# EXERCISE:
Pictures excluded, copy word for word the lines from the one holding "Type out the text in this image." through the last line below.

# DATA TO USE:
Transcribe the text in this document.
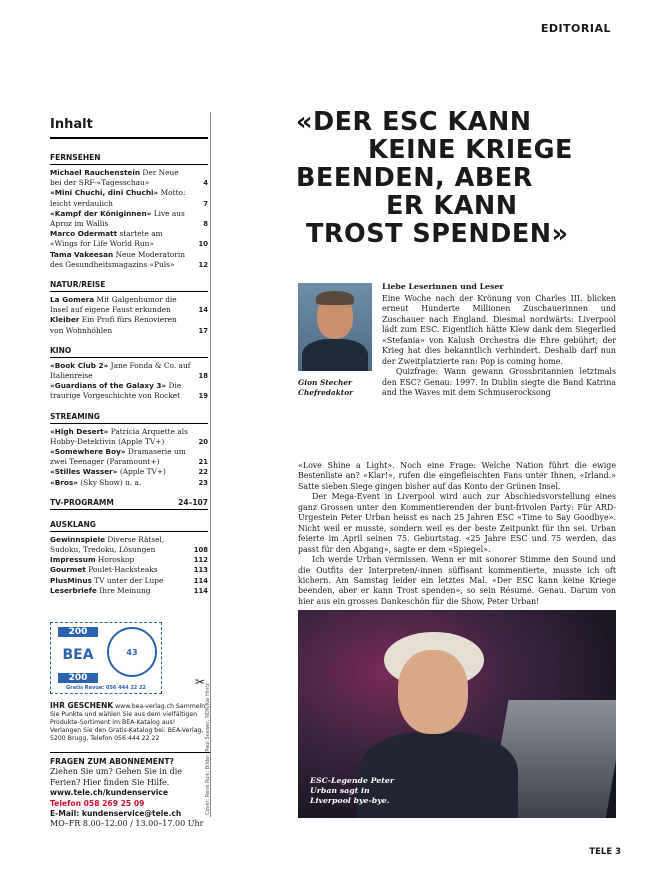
EDITORIAL
Inhalt
FERNSEHEN
Michael Rauchenstein Der Neue bei der SRF-«Tagesschau»	4
«Mini Chuchi, dini Chuchi» Motto: leicht verdaulich	7
«Kampf der Königinnen» Live aus Aproz im Wallis	8
Marco Odermatt startete am «Wings for Life World Run»	10
Tama Vakeesan Neue Moderatorin des Gesundheitsmagazins «Puls»	12
NATUR/REISE
La Gomera Mit Galgenhumor die Insel auf eigene Faust erkunden	14
Kleiber Ein Profi fürs Renovieren von Wohnhöhlen	17
KINO
«Book Club 2» Jane Fonda & Co. auf Italienreise	18
«Guardians of the Galaxy 3» Die traurige Vorgeschichte von Rocket	19
STREAMING
«High Desert» Patricia Arquette als Hobby-Detektivin (Apple TV+)	20
«Somewhere Boy» Dramaserie um zwei Teenager (Paramount+)	21
«Stilles Wasser» (Apple TV+)	22
«Bros» (Sky Show) u. a.	23
TV-PROGRAMM	24–107
AUSKLANG
Gewinnspiele Diverse Rätsel, Sudoku, Tredoku, Lösungen	108
Impressum Horoskop	112
Gourmet Poulet-Hacksteaks	113
PlusMinus TV unter der Lupe	114
Leserbriefe Ihre Meinung	114
200
BEA
200
43
Gratis Revue: 056 444 22 22	✂
IHR GESCHENK www.bea-verlag.ch Sammeln Sie Punkte und wählen Sie aus dem vielfältigen Produkte-Sortiment im BEA-Katalog aus! Verlangen Sie den Gratis-Katalog bei: BEA-Verlag, 5200 Brugg, Telefon 056 444 22 22
FRAGEN ZUM ABONNEMENT?
Ziehen Sie um? Gehen Sie in die Ferien? Hier finden Sie Hilfe.
www.tele.ch/kundenservice
Telefon 058 269 25 09
E-Mail: kundenservice@tele.ch
MO–FR 8.00–12.00 / 13.00–17.00 Uhr
Cover: René Ruis; Bilder: Paul Seewer, NDR/Kai Hintz
«DER ESC KANN
KEINE KRIEGE
BEENDEN, ABER
ER KANN
TROST SPENDEN»
Gion Stecher
Chefredaktor
Liebe Leserinnen und Leser

Eine Woche nach der Krönung von Charles III. blicken erneut Hunderte Millionen Zuschauerinnen und Zuschauer nach England. Diesmal nordwärts: Liverpool lädt zum ESC. Eigentlich hätte Kiew dank dem Siegerlied «Stefania» von Kalush Orchestra die Ehre gebührt; der Krieg hat dies bekanntlich verhindert. Deshalb darf nun der Zweitplatzierte ran: Pop is coming home.

Quizfrage: Wann gewann Grossbritannien letztmals den ESC? Genau: 1997. In Dublin siegte die Band Katrina and the Waves mit dem Schmuserocksong

«Love Shine a Light». Noch eine Frage: Welche Nation führt die ewige Bestenliste an? «Klar!», rufen die eingefleischten Fans unter Ihnen, «Irland.» Satte sieben Siege gingen bisher auf das Konto der Grünen Insel.

Der Mega-Event in Liverpool wird auch zur Abschiedsvorstellung eines ganz Grossen unter den Kommentierenden der bunt-frivolen Party: Für ARD-Urgestein Peter Urban heisst es nach 25 Jahren ESC «Time to Say Goodbye». Nicht weil er musste, sondern weil es der beste Zeitpunkt für ihn sei. Urban feierte im April seinen 75. Geburtstag. «25 Jahre ESC und 75 werden, das passt für den Abgang», sagte er dem «Spiegel».

Ich werde Urban vermissen. Wenn er mit sonorer Stimme den Sound und die Outfits der Interpreten/-innen süffisant kommentierte, musste ich oft kichern. Am Samstag leider ein letztes Mal. «Der ESC kann keine Kriege beenden, aber er kann Trost spenden», so sein Résumé. Genau. Darum von hier aus ein grosses Dankeschön für die Show, Peter Urban!

ESC-Legende Peter
Urban sagt in
Liverpool bye-bye.
TELE 3
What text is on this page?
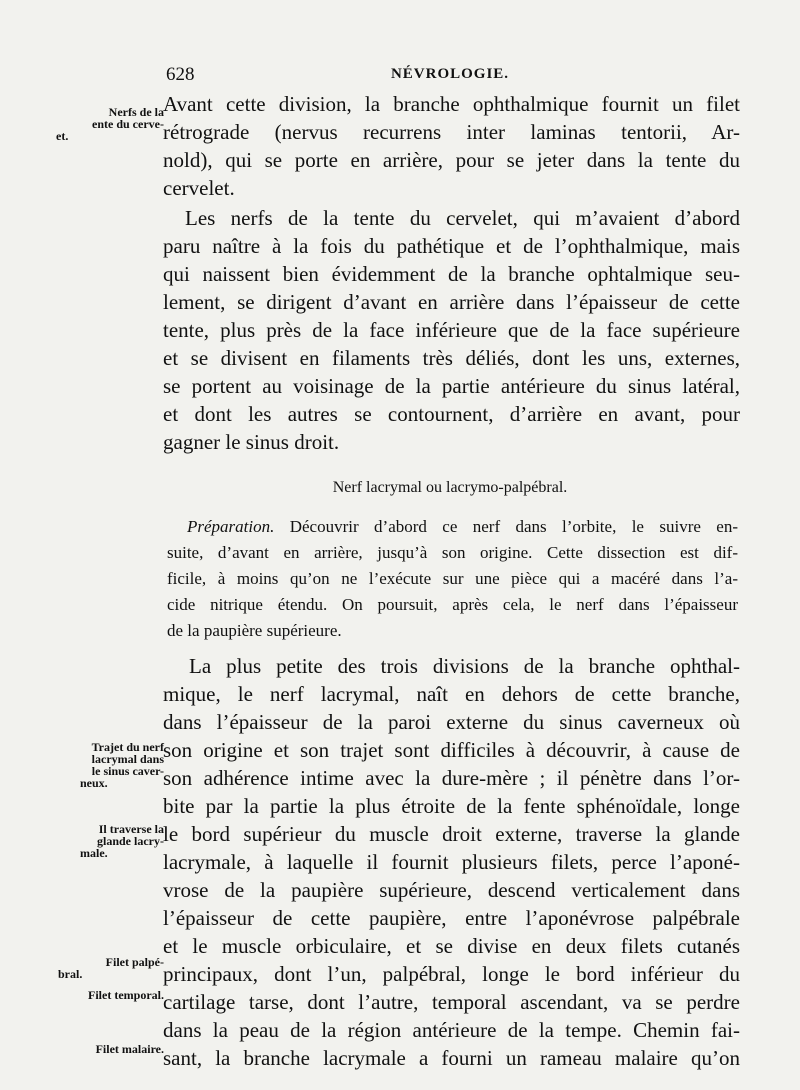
628	NÉVROLOGIE.

Nerfs de la
ente du cerve-
et.
Trajet du nerf
lacrymal dans
le sinus caver-
neux.
Il traverse la
glande lacry-
male.
Filet palpé-
bral.
Filet temporal.
Filet malaire.
Avant cette division, la branche ophthalmique fournit un filet
rétrograde (nervus recurrens inter laminas tentorii, Ar-
nold), qui se porte en arrière, pour se jeter dans la tente du
cervelet.
Les nerfs de la tente du cervelet, qui m’avaient d’abord
paru naître à la fois du pathétique et de l’ophthalmique, mais
qui naissent bien évidemment de la branche ophtalmique seu-
lement, se dirigent d’avant en arrière dans l’épaisseur de cette
tente, plus près de la face inférieure que de la face supérieure
et se divisent en filaments très déliés, dont les uns, externes,
se portent au voisinage de la partie antérieure du sinus latéral,
et dont les autres se contournent, d’arrière en avant, pour
gagner le sinus droit.
Nerf lacrymal ou lacrymo-palpébral.
Préparation. Découvrir d’abord ce nerf dans l’orbite, le suivre en-
suite, d’avant en arrière, jusqu’à son origine. Cette dissection est dif-
ficile, à moins qu’on ne l’exécute sur une pièce qui a macéré dans l’a-
cide nitrique étendu. On poursuit, après cela, le nerf dans l’épaisseur
de la paupière supérieure.
La plus petite des trois divisions de la branche ophthal-
mique, le nerf lacrymal, naît en dehors de cette branche,
dans l’épaisseur de la paroi externe du sinus caverneux où
son origine et son trajet sont difficiles à découvrir, à cause de
son adhérence intime avec la dure-mère ; il pénètre dans l’or-
bite par la partie la plus étroite de la fente sphénoïdale, longe
le bord supérieur du muscle droit externe, traverse la glande
lacrymale, à laquelle il fournit plusieurs filets, perce l’aponé-
vrose de la paupière supérieure, descend verticalement dans
l’épaisseur de cette paupière, entre l’aponévrose palpébrale
et le muscle orbiculaire, et se divise en deux filets cutanés
principaux, dont l’un, palpébral, longe le bord inférieur du
cartilage tarse, dont l’autre, temporal ascendant, va se perdre
dans la peau de la région antérieure de la tempe. Chemin fai-
sant, la branche lacrymale a fourni un rameau malaire qu’on
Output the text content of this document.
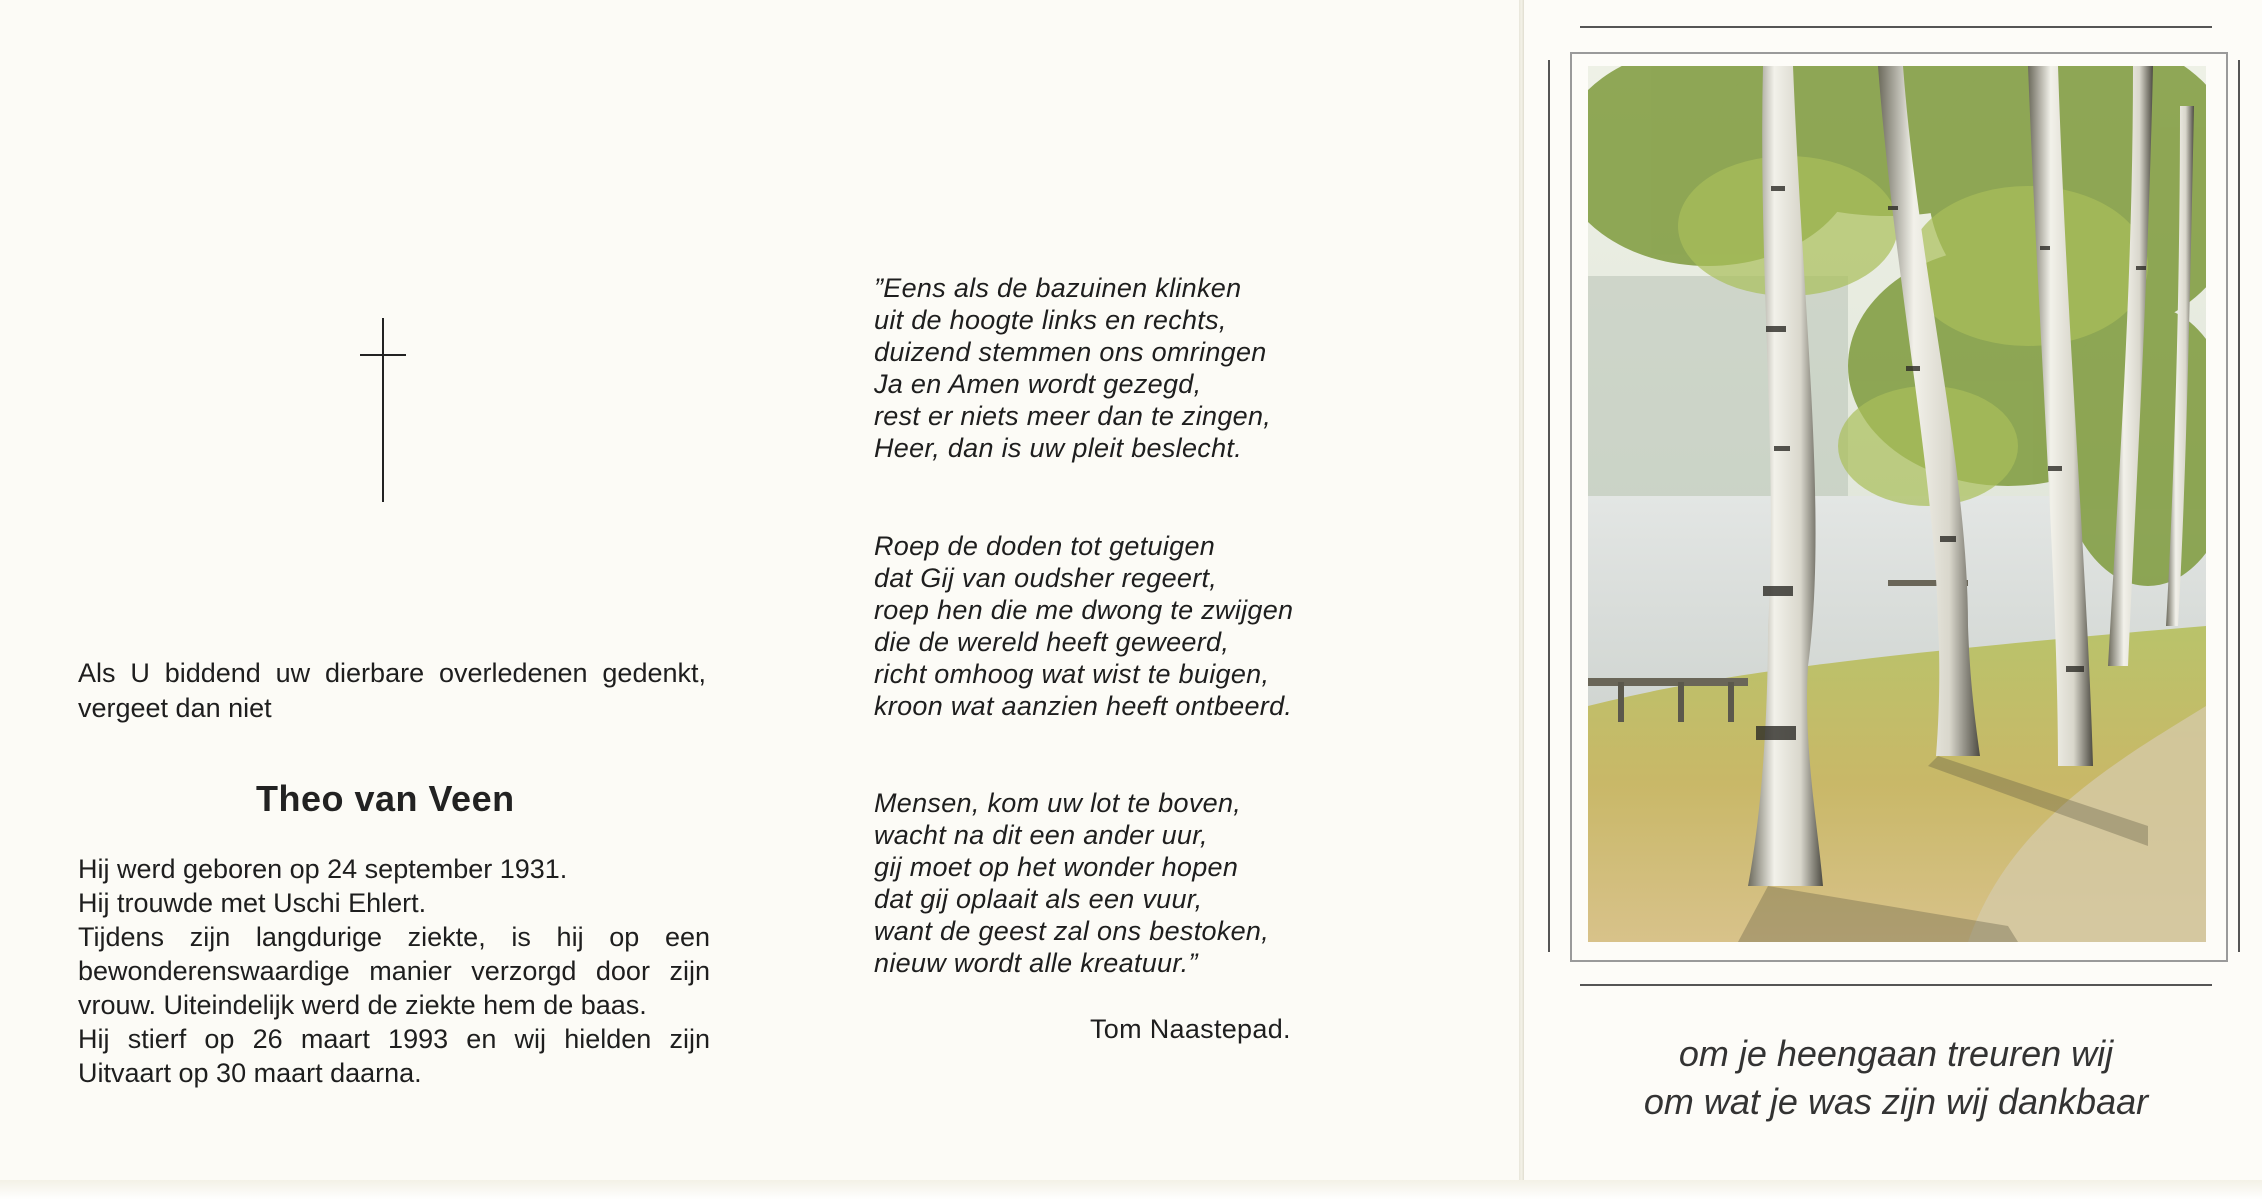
Als U biddend uw dierbare overledenen gedenkt, vergeet dan niet

Theo van Veen

Hij werd geboren op 24 september 1931.
Hij trouwde met Uschi Ehlert.
Tijdens zijn langdurige ziekte, is hij op een bewonderenswaardige manier verzorgd door zijn vrouw. Uiteindelijk werd de ziekte hem de baas.
Hij stierf op 26 maart 1993 en wij hielden zijn Uitvaart op 30 maart daarna.

”Eens als de bazuinen klinken
uit de hoogte links en rechts,
duizend stemmen ons omringen
Ja en Amen wordt gezegd,
rest er niets meer dan te zingen,
Heer, dan is uw pleit beslecht.

Roep de doden tot getuigen
dat Gij van oudsher regeert,
roep hen die me dwong te zwijgen
die de wereld heeft geweerd,
richt omhoog wat wist te buigen,
kroon wat aanzien heeft ontbeerd.

Mensen, kom uw lot te boven,
wacht na dit een ander uur,
gij moet op het wonder hopen
dat gij oplaait als een vuur,
want de geest zal ons bestoken,
nieuw wordt alle kreatuur.”

Tom Naastepad.

om je heengaan treuren wij
om wat je was zijn wij dankbaar
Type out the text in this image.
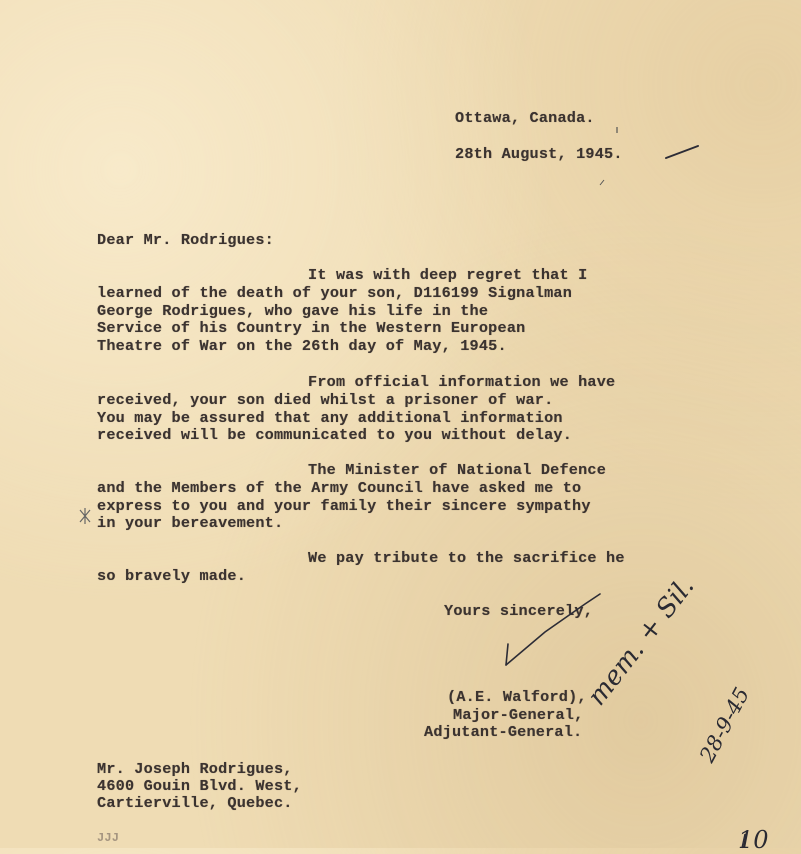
Ottawa, Canada.
28th August, 1945.
Dear Mr. Rodrigues:
It was with deep regret that I
learned of the death of your son, D116199 Signalman
George Rodrigues, who gave his life in the
Service of his Country in the Western European
Theatre of War on the 26th day of May, 1945.
From official information we have
received, your son died whilst a prisoner of war.
You may be assured that any additional information
received will be communicated to you without delay.
The Minister of National Defence
and the Members of the Army Council have asked me to
express to you and your family their sincere sympathy
in your bereavement.
We pay tribute to the sacrifice he
so bravely made.
Yours sincerely,
(A.E. Walford),
Major-General,
Adjutant-General.
Mr. Joseph Rodrigues,
4600 Gouin Blvd. West,
Cartierville, Quebec.
JJJ
mem. + Sil.
28-9-45
10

# TASK ANSWER:
Type out the text in this image.
Ottawa, Canada.
28th August, 1945.
Dear Mr. Rodrigues:
It was with deep regret that I
learned of the death of your son, D116199 Signalman
George Rodrigues, who gave his life in the
Service of his Country in the Western European
Theatre of War on the 26th day of May, 1945.
From official information we have
received, your son died whilst a prisoner of war.
You may be assured that any additional information
received will be communicated to you without delay.
The Minister of National Defence
and the Members of the Army Council have asked me to
express to you and your family their sincere sympathy
in your bereavement.
We pay tribute to the sacrifice he
so bravely made.
Yours sincerely,
(A.E. Walford),
Major-General,
Adjutant-General.
Mr. Joseph Rodrigues,
4600 Gouin Blvd. West,
Cartierville, Quebec.
JJJ
mem. + Sil.
28-9-45
10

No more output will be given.